● **WHAT IS BEING ASKED**:
Restate the data word for word and leave the images out.

● **SUPPLIED DATA**:
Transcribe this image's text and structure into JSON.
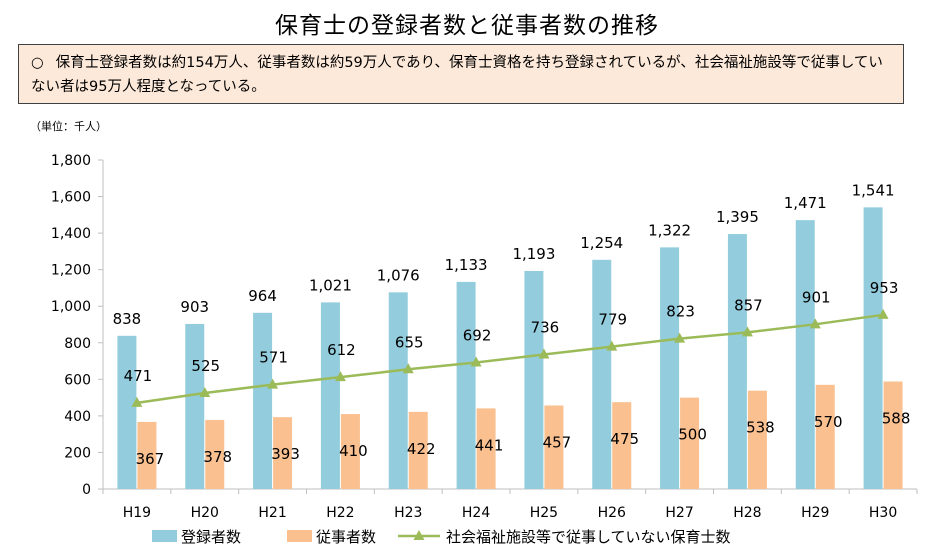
{
  "title": "保育士の登録者数と従事者数の推移",
  "note": {
    "bullet": "○",
    "text": "保育士登録者数は約154万人、従事者数は約59万人であり、保育士資格を持ち登録されているが、社会福祉施設等で従事していない者は95万人程度となっている。"
  },
  "unit_label": "（単位：千人）",
  "colors": {
    "registered": "#93cddd",
    "employed": "#fac090",
    "not_employed": "#9bbb59",
    "axis": "#bfbfbf"
  },
  "chart_data": {
    "type": "bar",
    "title": "保育士の登録者数と従事者数の推移",
    "xlabel": "",
    "ylabel": "",
    "unit": "千人",
    "ylim": [
      0,
      1800
    ],
    "yticks": [
      "0",
      "200",
      "400",
      "600",
      "800",
      "1,000",
      "1,200",
      "1,400",
      "1,600",
      "1,800"
    ],
    "ytick_values": [
      0,
      200,
      400,
      600,
      800,
      1000,
      1200,
      1400,
      1600,
      1800
    ],
    "grid": false,
    "legend_position": "bottom",
    "categories": [
      "H19",
      "H20",
      "H21",
      "H22",
      "H23",
      "H24",
      "H25",
      "H26",
      "H27",
      "H28",
      "H29",
      "H30"
    ],
    "series": [
      {
        "name": "登録者数",
        "kind": "bar",
        "values": [
          838,
          903,
          964,
          1021,
          1076,
          1133,
          1193,
          1254,
          1322,
          1395,
          1471,
          1541
        ],
        "labels": [
          "838",
          "903",
          "964",
          "1,021",
          "1,076",
          "1,133",
          "1,193",
          "1,254",
          "1,322",
          "1,395",
          "1,471",
          "1,541"
        ]
      },
      {
        "name": "従事者数",
        "kind": "bar",
        "values": [
          367,
          378,
          393,
          410,
          422,
          441,
          457,
          475,
          500,
          538,
          570,
          588
        ],
        "labels": [
          "367",
          "378",
          "393",
          "410",
          "422",
          "441",
          "457",
          "475",
          "500",
          "538",
          "570",
          "588"
        ]
      },
      {
        "name": "社会福祉施設等で従事していない保育士数",
        "kind": "line",
        "values": [
          471,
          525,
          571,
          612,
          655,
          692,
          736,
          779,
          823,
          857,
          901,
          953
        ],
        "labels": [
          "471",
          "525",
          "571",
          "612",
          "655",
          "692",
          "736",
          "779",
          "823",
          "857",
          "901",
          "953"
        ]
      }
    ]
  }
}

● **CORRECT RESPONSE**:
Transcribe this image's text and structure into JSON.
{
  "title": "保育士の登録者数と従事者数の推移",
  "note": {
    "bullet": "○",
    "text": "保育士登録者数は約154万人、従事者数は約59万人であり、保育士資格を持ち登録されているが、社会福祉施設等で従事していない者は95万人程度となっている。"
  },
  "unit_label": "（単位：千人）",
  "colors": {
    "registered": "#93cddd",
    "employed": "#fac090",
    "not_employed": "#9bbb59",
    "axis": "#bfbfbf"
  },
  "chart_data": {
    "type": "bar",
    "title": "保育士の登録者数と従事者数の推移",
    "xlabel": "",
    "ylabel": "",
    "unit": "千人",
    "ylim": [
      0,
      1800
    ],
    "yticks": [
      "0",
      "200",
      "400",
      "600",
      "800",
      "1,000",
      "1,200",
      "1,400",
      "1,600",
      "1,800"
    ],
    "ytick_values": [
      0,
      200,
      400,
      600,
      800,
      1000,
      1200,
      1400,
      1600,
      1800
    ],
    "grid": false,
    "legend_position": "bottom",
    "categories": [
      "H19",
      "H20",
      "H21",
      "H22",
      "H23",
      "H24",
      "H25",
      "H26",
      "H27",
      "H28",
      "H29",
      "H30"
    ],
    "series": [
      {
        "name": "登録者数",
        "kind": "bar",
        "values": [
          838,
          903,
          964,
          1021,
          1076,
          1133,
          1193,
          1254,
          1322,
          1395,
          1471,
          1541
        ],
        "labels": [
          "838",
          "903",
          "964",
          "1,021",
          "1,076",
          "1,133",
          "1,193",
          "1,254",
          "1,322",
          "1,395",
          "1,471",
          "1,541"
        ]
      },
      {
        "name": "従事者数",
        "kind": "bar",
        "values": [
          367,
          378,
          393,
          410,
          422,
          441,
          457,
          475,
          500,
          538,
          570,
          588
        ],
        "labels": [
          "367",
          "378",
          "393",
          "410",
          "422",
          "441",
          "457",
          "475",
          "500",
          "538",
          "570",
          "588"
        ]
      },
      {
        "name": "社会福祉施設等で従事していない保育士数",
        "kind": "line",
        "values": [
          471,
          525,
          571,
          612,
          655,
          692,
          736,
          779,
          823,
          857,
          901,
          953
        ],
        "labels": [
          "471",
          "525",
          "571",
          "612",
          "655",
          "692",
          "736",
          "779",
          "823",
          "857",
          "901",
          "953"
        ]
      }
    ]
  }
}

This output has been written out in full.